What to do: Wherever the word "bien" shows up in a line, please copy that line.

***** Given data *****

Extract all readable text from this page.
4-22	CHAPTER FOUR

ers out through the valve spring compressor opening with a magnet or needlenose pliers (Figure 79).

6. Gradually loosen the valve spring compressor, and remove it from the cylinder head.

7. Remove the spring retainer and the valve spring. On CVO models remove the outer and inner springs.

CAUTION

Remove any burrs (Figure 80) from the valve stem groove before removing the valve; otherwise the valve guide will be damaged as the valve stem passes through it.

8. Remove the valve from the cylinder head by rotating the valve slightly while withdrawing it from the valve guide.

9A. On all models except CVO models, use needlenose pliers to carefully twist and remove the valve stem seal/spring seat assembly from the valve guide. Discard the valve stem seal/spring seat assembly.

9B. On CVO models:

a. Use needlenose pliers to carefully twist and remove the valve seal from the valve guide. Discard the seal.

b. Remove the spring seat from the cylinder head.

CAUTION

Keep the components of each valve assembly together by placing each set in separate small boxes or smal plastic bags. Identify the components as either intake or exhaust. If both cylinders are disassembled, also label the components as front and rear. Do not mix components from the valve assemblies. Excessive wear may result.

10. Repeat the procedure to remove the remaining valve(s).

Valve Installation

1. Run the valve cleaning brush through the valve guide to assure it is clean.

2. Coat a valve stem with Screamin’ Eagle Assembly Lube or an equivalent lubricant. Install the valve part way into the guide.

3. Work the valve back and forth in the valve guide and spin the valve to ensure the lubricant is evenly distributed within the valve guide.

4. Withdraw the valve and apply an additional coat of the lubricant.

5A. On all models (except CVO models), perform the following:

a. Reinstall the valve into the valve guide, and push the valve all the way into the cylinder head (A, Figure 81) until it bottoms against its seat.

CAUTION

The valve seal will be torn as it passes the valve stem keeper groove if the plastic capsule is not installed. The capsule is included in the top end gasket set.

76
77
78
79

*****
***** Given data *****

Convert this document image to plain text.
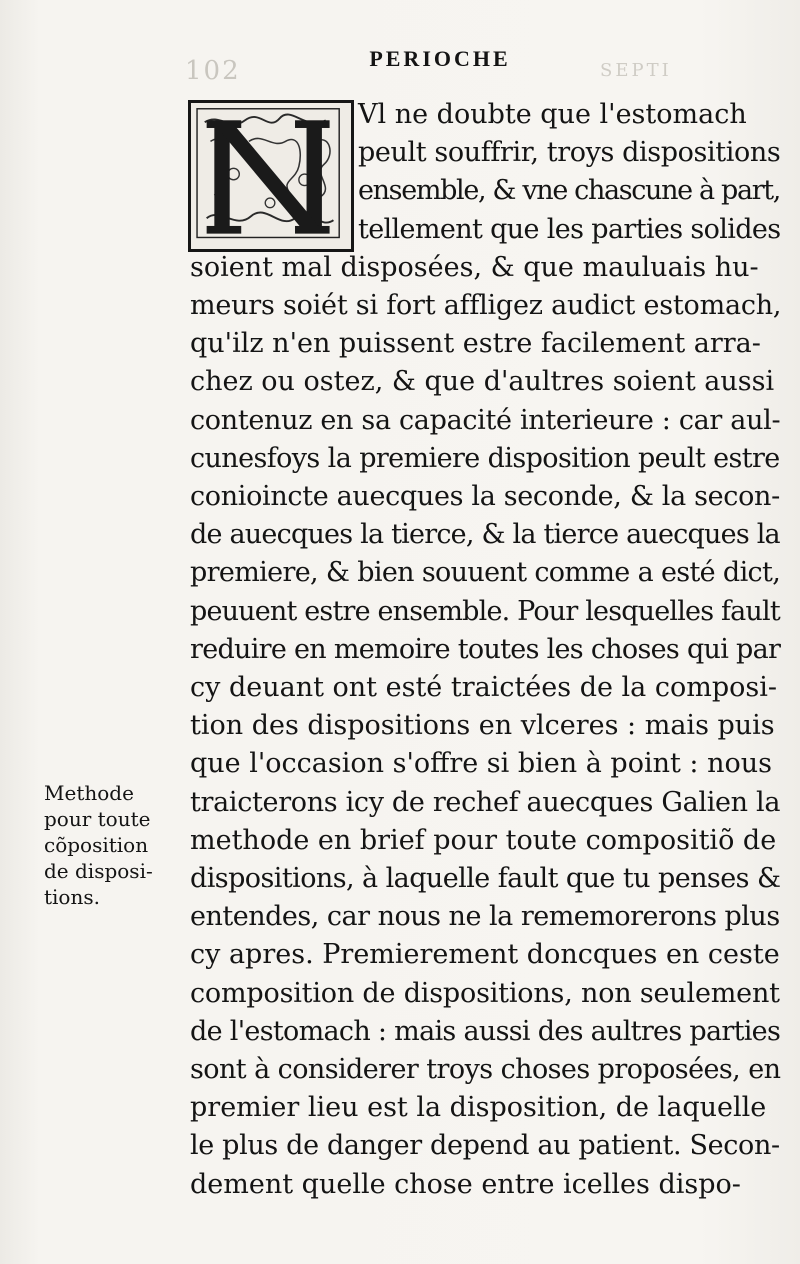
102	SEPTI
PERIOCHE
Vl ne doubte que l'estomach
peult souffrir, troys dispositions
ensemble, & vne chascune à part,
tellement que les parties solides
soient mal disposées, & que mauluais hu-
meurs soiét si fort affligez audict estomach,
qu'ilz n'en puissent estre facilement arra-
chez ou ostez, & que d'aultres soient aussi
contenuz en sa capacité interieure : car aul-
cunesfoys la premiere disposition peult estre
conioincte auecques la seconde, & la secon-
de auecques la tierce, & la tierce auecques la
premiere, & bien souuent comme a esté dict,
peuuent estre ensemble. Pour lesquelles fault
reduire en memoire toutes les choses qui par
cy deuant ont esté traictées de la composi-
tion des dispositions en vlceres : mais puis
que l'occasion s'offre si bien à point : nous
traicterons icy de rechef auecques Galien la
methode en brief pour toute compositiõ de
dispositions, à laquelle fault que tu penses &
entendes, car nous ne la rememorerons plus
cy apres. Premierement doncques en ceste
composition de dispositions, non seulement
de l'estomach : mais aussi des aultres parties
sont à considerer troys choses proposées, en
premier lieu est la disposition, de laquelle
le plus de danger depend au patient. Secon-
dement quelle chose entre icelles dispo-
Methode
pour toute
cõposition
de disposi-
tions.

*****

Answer to the problem:
premiere, & bien souuent comme a esté dict,
que l'occasion s'offre si bien à point : nous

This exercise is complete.